Extracted records:
--

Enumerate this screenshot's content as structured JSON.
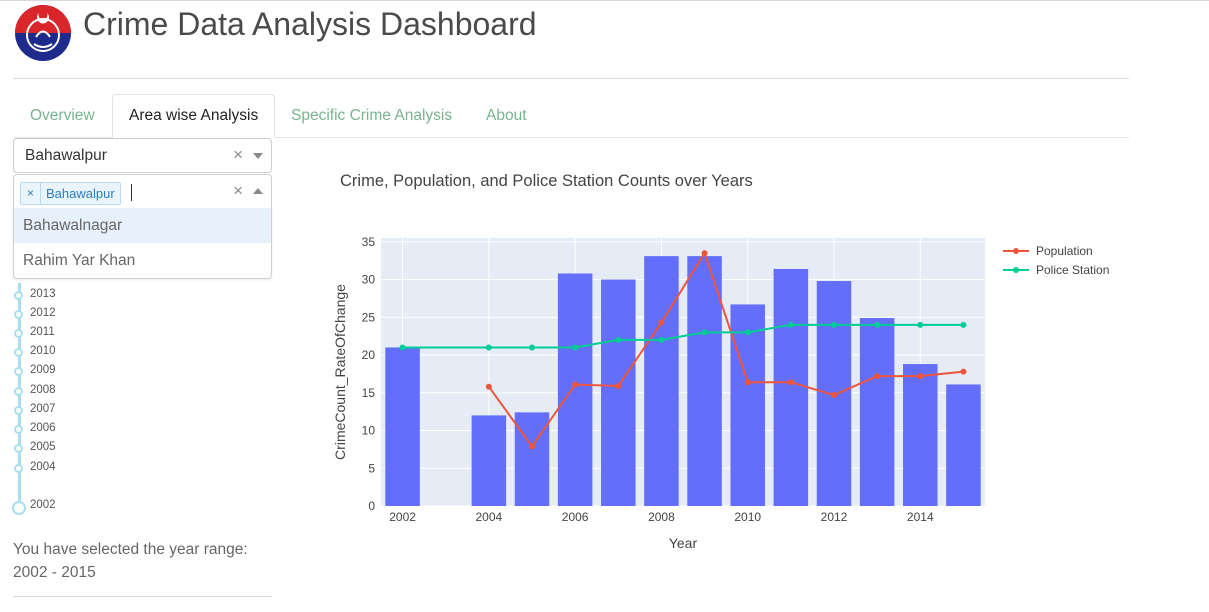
{
  "header": {
    "title": "Crime Data Analysis Dashboard",
    "logo_icon": "police-emblem"
  },
  "tabs": [
    {
      "label": "Overview",
      "active": false
    },
    {
      "label": "Area wise Analysis",
      "active": true
    },
    {
      "label": "Specific Crime Analysis",
      "active": false
    },
    {
      "label": "About",
      "active": false
    }
  ],
  "filters": {
    "district_dropdown": {
      "value": "Bahawalpur"
    },
    "multi_dropdown": {
      "selected": [
        "Bahawalpur"
      ],
      "options": [
        "Bahawalnagar",
        "Rahim Yar Khan"
      ]
    }
  },
  "slider": {
    "marks": [
      "2013",
      "2012",
      "2011",
      "2010",
      "2009",
      "2008",
      "2007",
      "2006",
      "2005",
      "2004",
      "2002"
    ],
    "selected_text": "You have selected the year range:",
    "selected_range": "2002 - 2015"
  },
  "colors": {
    "bar": "#636efa",
    "population": "#ef553b",
    "police_station": "#00cc96",
    "plot_bg": "#e5ecf6",
    "tab_inactive": "#78b48e"
  },
  "chart_data": {
    "type": "bar",
    "title": "Crime, Population, and Police Station Counts over Years",
    "xlabel": "Year",
    "ylabel": "CrimeCount_RateOfChange",
    "xlim": [
      2001.5,
      2015.5
    ],
    "ylim": [
      0,
      35.5
    ],
    "xticks": [
      2002,
      2004,
      2006,
      2008,
      2010,
      2012,
      2014
    ],
    "yticks": [
      0,
      5,
      10,
      15,
      20,
      25,
      30,
      35
    ],
    "grid": true,
    "legend_position": "top-right",
    "bars": {
      "x": [
        2002,
        2004,
        2005,
        2006,
        2007,
        2008,
        2009,
        2010,
        2011,
        2012,
        2013,
        2014,
        2015
      ],
      "values": [
        21.0,
        12.0,
        12.4,
        30.8,
        30.0,
        33.1,
        33.1,
        26.7,
        31.4,
        29.8,
        24.9,
        18.8,
        16.1
      ]
    },
    "series": [
      {
        "name": "Population",
        "type": "line",
        "x": [
          2004,
          2005,
          2006,
          2007,
          2008,
          2009,
          2010,
          2011,
          2012,
          2013,
          2014,
          2015
        ],
        "values": [
          15.8,
          7.9,
          16.1,
          15.9,
          24.3,
          33.5,
          16.4,
          16.4,
          14.7,
          17.2,
          17.2,
          17.8
        ]
      },
      {
        "name": "Police Station",
        "type": "line",
        "x": [
          2002,
          2004,
          2005,
          2006,
          2007,
          2008,
          2009,
          2010,
          2011,
          2012,
          2013,
          2014,
          2015
        ],
        "values": [
          21,
          21,
          21,
          21,
          22,
          22,
          23,
          23,
          24,
          24,
          24,
          24,
          24
        ]
      }
    ]
  }
}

--

### Do this
Return each full line of the entries that contains the word "name".

### Written answer
        "name": "Population",
        "name": "Police Station",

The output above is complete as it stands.